WORK TO DO
Omit images. Retype all entries verbatim.

SUPPLIED DATA
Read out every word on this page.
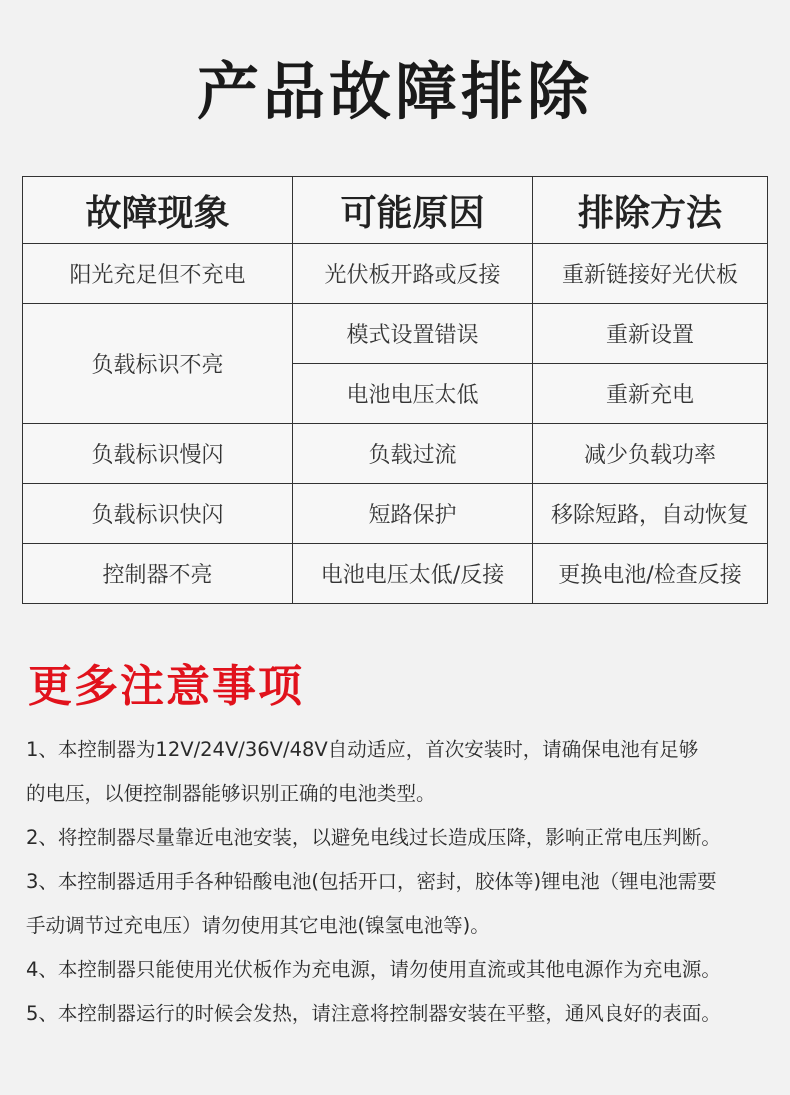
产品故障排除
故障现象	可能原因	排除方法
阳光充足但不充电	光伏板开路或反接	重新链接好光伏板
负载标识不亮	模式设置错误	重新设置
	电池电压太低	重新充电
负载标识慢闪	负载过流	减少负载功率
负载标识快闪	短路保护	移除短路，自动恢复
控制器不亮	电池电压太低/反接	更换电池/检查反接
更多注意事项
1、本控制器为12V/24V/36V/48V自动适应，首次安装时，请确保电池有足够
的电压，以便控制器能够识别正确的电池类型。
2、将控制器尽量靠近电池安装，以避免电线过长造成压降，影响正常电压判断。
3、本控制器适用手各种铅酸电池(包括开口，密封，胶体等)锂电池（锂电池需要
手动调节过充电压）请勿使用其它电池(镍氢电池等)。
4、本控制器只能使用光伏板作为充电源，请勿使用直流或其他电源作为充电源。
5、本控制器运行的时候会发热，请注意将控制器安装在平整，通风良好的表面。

FINAL RESULT
Read out every word on this page.
产品故障排除
故障现象	可能原因	排除方法
阳光充足但不充电	光伏板开路或反接	重新链接好光伏板
负载标识不亮	模式设置错误	重新设置
	电池电压太低	重新充电
负载标识慢闪	负载过流	减少负载功率
负载标识快闪	短路保护	移除短路，自动恢复
控制器不亮	电池电压太低/反接	更换电池/检查反接
更多注意事项
1、本控制器为12V/24V/36V/48V自动适应，首次安装时，请确保电池有足够
的电压，以便控制器能够识别正确的电池类型。
2、将控制器尽量靠近电池安装，以避免电线过长造成压降，影响正常电压判断。
3、本控制器适用手各种铅酸电池(包括开口，密封，胶体等)锂电池（锂电池需要
手动调节过充电压）请勿使用其它电池(镍氢电池等)。
4、本控制器只能使用光伏板作为充电源，请勿使用直流或其他电源作为充电源。
5、本控制器运行的时候会发热，请注意将控制器安装在平整，通风良好的表面。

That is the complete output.